## Document
[Begin]

Bad influences... You know - those people who affect your judgement for the worse. These include pushers, infomercial pitchmen or pitchwomen, tailgaters and/or anyone that works at a donut shop. But for me, the baddest of them all is Mijune. For the longest time, I was conservative with my food ordering. In fact, if I ever got a restaurant invite, I would be scared to order more food. Nope, not anymore. Her influence caused us to have 15 items at Onyx and in excess of 20 at Chutney Villa (although indirectly). As much as it seems like unnecessary gluttony, there is a method to the madness. Think of it, the more dishes sampled = a more thorough assessment of the restaurant. That's what I had in mind when I got an invite from The Bottleneck. The what? Yah, that was my initial reaction. I never heard of the place. Whatever the case, I got some eating assistance from Miss Y, Snake and Snake Charmer.
Tucked away near the entrance of the Commodore, it is an easy place to miss. Thank goodness that I was made aware of the place because it would've never been on my radar. I was skeptical at first since it seemed more like a place to grab some pre-clubbing drinks more than anything else. Oh how very wrong I was... The limited menu allowed us to sample nearly everything. We didn't go for the 2 soups because it would've been awkward to share so much spit amongst the 4 of us. Anyways, I took a bite of the Black Pepper Gnocchi first and it was really good. The gnocchi were not oversized (like many found in other restaurants these days) exhibiting a light fluffy texture while retaining a slight chew. The pan fry on the outside was perfect where it added a textural contrast and caramelization. However, the star of the show was the addition of lemon. There was enough of it to brighten up the dish while not overwhelming the rest of the ingredients which included arugula, porcini mushrooms and roasted chestnuts.

[End]

## Work to complete
1. According to the review, why did the group leave the two soups off their order? Answer in one to three sentences.
2. Answer these from the review:
(a) How many items did the group have at Onyx?
(b) Where is The Bottleneck located?
(c) Besides lemon, which ingredients did the Black Pepper Gnocchi include?
The data that comes after the review is separate material.

## Raw data
[Begin]

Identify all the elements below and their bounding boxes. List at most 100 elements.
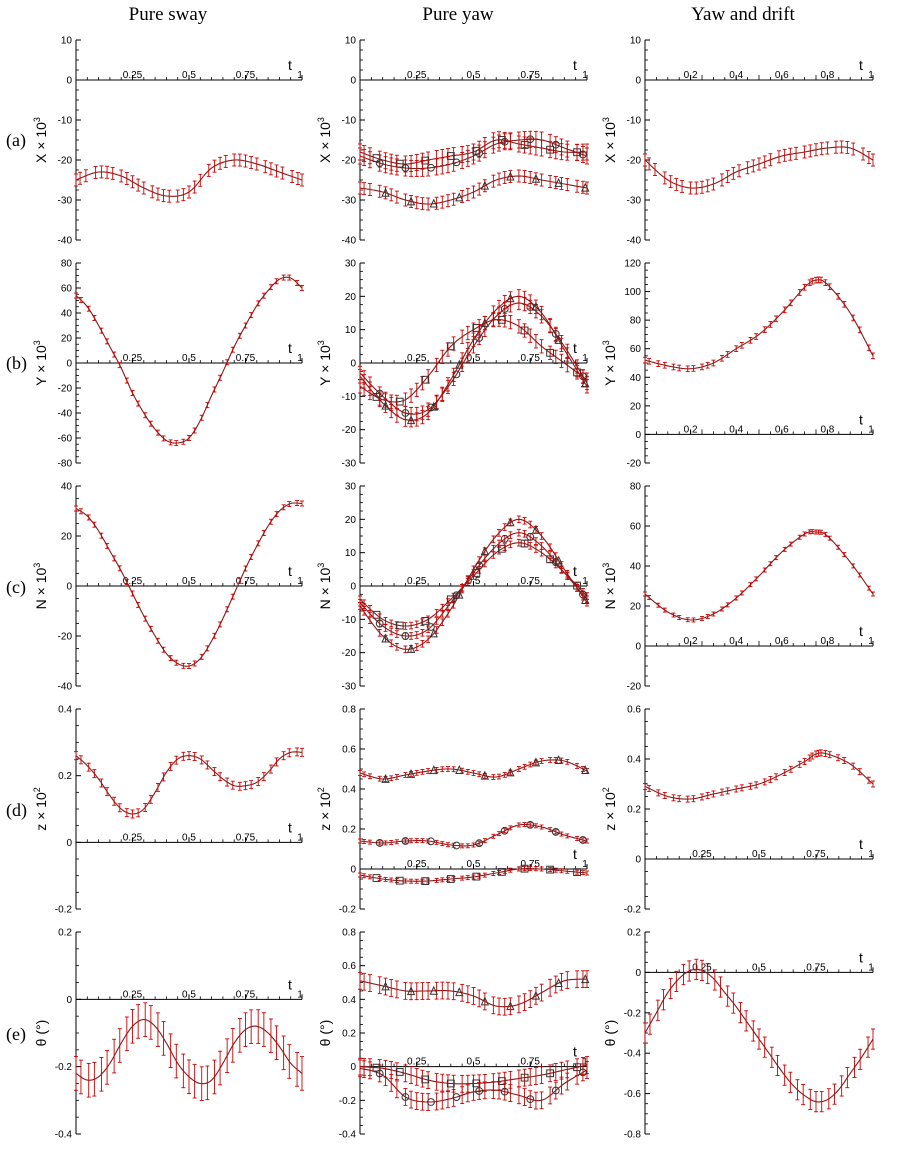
y-tick-label: -30 — [58, 196, 73, 207]
panel-e1: 0.2 0 -0.2 -0.4 0.25 0.5 0.75 1t θ (°) — [33, 928, 304, 1141]
y-tick-label: -10 — [627, 116, 642, 127]
y-axis-label: θ (°) — [317, 1020, 333, 1047]
data-marker-triangle — [581, 182, 590, 192]
y-tick-label: 0.4 — [627, 755, 641, 766]
y-axis-label-base: z × 10 — [33, 792, 49, 831]
y-tick-label: -0.6 — [624, 1089, 642, 1100]
x-tick-label: 0.25 — [123, 576, 143, 587]
y-axis-label: Y × 103 — [32, 340, 49, 386]
y-tick-label: 0 — [66, 838, 72, 849]
y-tick-label: 60 — [630, 522, 642, 533]
data-marker-triangle — [531, 757, 541, 767]
panel-c1: 40 20 0 -20 -40 0.25 0.5 0.75 1t N × 103 — [32, 482, 304, 693]
x-axis-label: t — [859, 836, 863, 852]
x-tick-label: 1 — [868, 849, 874, 860]
x-tick-label: 0.5 — [467, 1057, 481, 1068]
y-axis-label-exponent: 3 — [316, 340, 326, 345]
y-tick-label: 20 — [345, 292, 357, 303]
x-tick-label: 0.75 — [806, 962, 826, 973]
data-marker-triangle — [429, 198, 438, 208]
y-tick-label: -0.4 — [55, 1130, 73, 1141]
y-tick-label: -10 — [342, 116, 357, 127]
data-marker-triangle — [381, 981, 390, 991]
y-axis-label-exponent: 3 — [601, 117, 611, 122]
x-axis-label: t — [288, 819, 292, 835]
data-marker-square — [421, 375, 430, 384]
x-tick-label: 0.75 — [521, 70, 541, 81]
panel-d2: 0.8 0.6 0.4 0.2 0 -0.2 0.25 0.5 0.75 1t z × 102 — [316, 705, 590, 916]
y-tick-label: -0.2 — [624, 905, 642, 916]
column-title-yaw-and-drift: Yaw and drift — [691, 4, 795, 25]
y-axis-label-exponent: 3 — [316, 563, 326, 568]
data-marker-triangle — [506, 1001, 515, 1011]
y-axis-label: N × 103 — [32, 563, 49, 610]
data-marker-triangle — [429, 765, 438, 775]
y-axis-label-base: Y × 10 — [33, 345, 49, 386]
x-tick-label: 0.4 — [729, 424, 743, 435]
x-tick-label: 1 — [582, 859, 588, 870]
x-tick-label: 0.6 — [775, 636, 789, 647]
x-tick-label: 0.5 — [182, 353, 196, 364]
y-axis-label-base: N × 10 — [602, 567, 618, 609]
x-tick-label: 1 — [297, 989, 303, 1000]
y-axis-label: θ (°) — [33, 1020, 49, 1047]
y-tick-label: 10 — [345, 36, 357, 47]
data-marker-square — [472, 324, 481, 332]
y-tick-label: -20 — [342, 648, 357, 659]
y-tick-label: 80 — [630, 482, 642, 493]
y-axis-label: X × 103 — [32, 117, 49, 163]
y-tick-label: 100 — [624, 287, 641, 298]
y-tick-label: -0.4 — [624, 1049, 642, 1060]
y-tick-label: 20 — [345, 515, 357, 526]
y-tick-label: 0.2 — [342, 825, 356, 836]
row-label-d: (d) — [6, 800, 27, 820]
data-marker-circle — [427, 623, 435, 631]
x-tick-label: 0.8 — [820, 70, 834, 81]
x-tick-label: 0.5 — [182, 576, 196, 587]
data-marker-square — [497, 315, 506, 324]
data-marker-circle — [452, 591, 461, 600]
row-label-e: (e) — [6, 1024, 26, 1044]
y-tick-label: -40 — [58, 682, 73, 693]
x-tick-label: 0.5 — [467, 859, 481, 870]
y-axis-label-base: z × 10 — [317, 792, 333, 831]
y-tick-label: -0.8 — [624, 1130, 642, 1141]
x-axis-label: t — [573, 340, 577, 356]
x-tick-label: 0.5 — [182, 832, 196, 843]
y-axis-label: N × 103 — [601, 563, 618, 610]
data-marker-triangle — [406, 415, 416, 425]
data-marker-square — [546, 1069, 555, 1078]
y-tick-label: 0.4 — [342, 995, 356, 1006]
row-label-c: (c) — [6, 577, 26, 597]
x-tick-label: 0.75 — [236, 832, 256, 843]
y-tick-label: 0.2 — [627, 805, 641, 816]
x-axis-label: t — [573, 846, 577, 862]
x-tick-label: 0.25 — [407, 70, 427, 81]
data-marker-square — [497, 868, 506, 876]
panel-c2: 30 20 10 0 -10 -20 -30 0.25 0.5 0.75 1t N × 103 — [316, 482, 590, 693]
x-axis-label: t — [859, 57, 863, 73]
y-tick-label: 0 — [66, 76, 72, 87]
data-marker-circle — [452, 841, 461, 850]
y-tick-label: -20 — [627, 682, 642, 693]
x-axis-label: t — [573, 57, 577, 73]
y-axis-label-exponent: 2 — [316, 787, 326, 792]
y-tick-label: -20 — [627, 459, 642, 470]
y-axis-label: z × 102 — [601, 787, 618, 831]
data-marker-square — [520, 1073, 529, 1082]
y-tick-label: -20 — [342, 425, 357, 436]
y-tick-label: 0 — [350, 1062, 356, 1073]
data-marker-circle — [500, 1087, 509, 1096]
data-marker-triangle — [480, 770, 490, 780]
data-marker-circle — [452, 158, 461, 167]
x-tick-label: 0.75 — [521, 1057, 541, 1068]
series-line-triangle — [359, 759, 588, 780]
data-marker-square — [446, 152, 455, 160]
x-tick-label: 0.2 — [684, 424, 698, 435]
data-marker-circle — [401, 164, 410, 172]
data-marker-circle — [500, 534, 509, 543]
y-tick-label: 0.2 — [342, 1029, 356, 1040]
y-tick-label: -0.2 — [624, 1008, 642, 1019]
data-marker-triangle — [554, 555, 563, 565]
x-tick-label: 1 — [868, 636, 874, 647]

[End]

## Replies
1. They skipped the two soups because sharing them would have been awkward, with so much spit passed around among the four of them.

2.
(a) 15 items.
(b) Tucked away near the entrance of the Commodore.
(c) Arugula, porcini mushrooms and roasted chestnuts.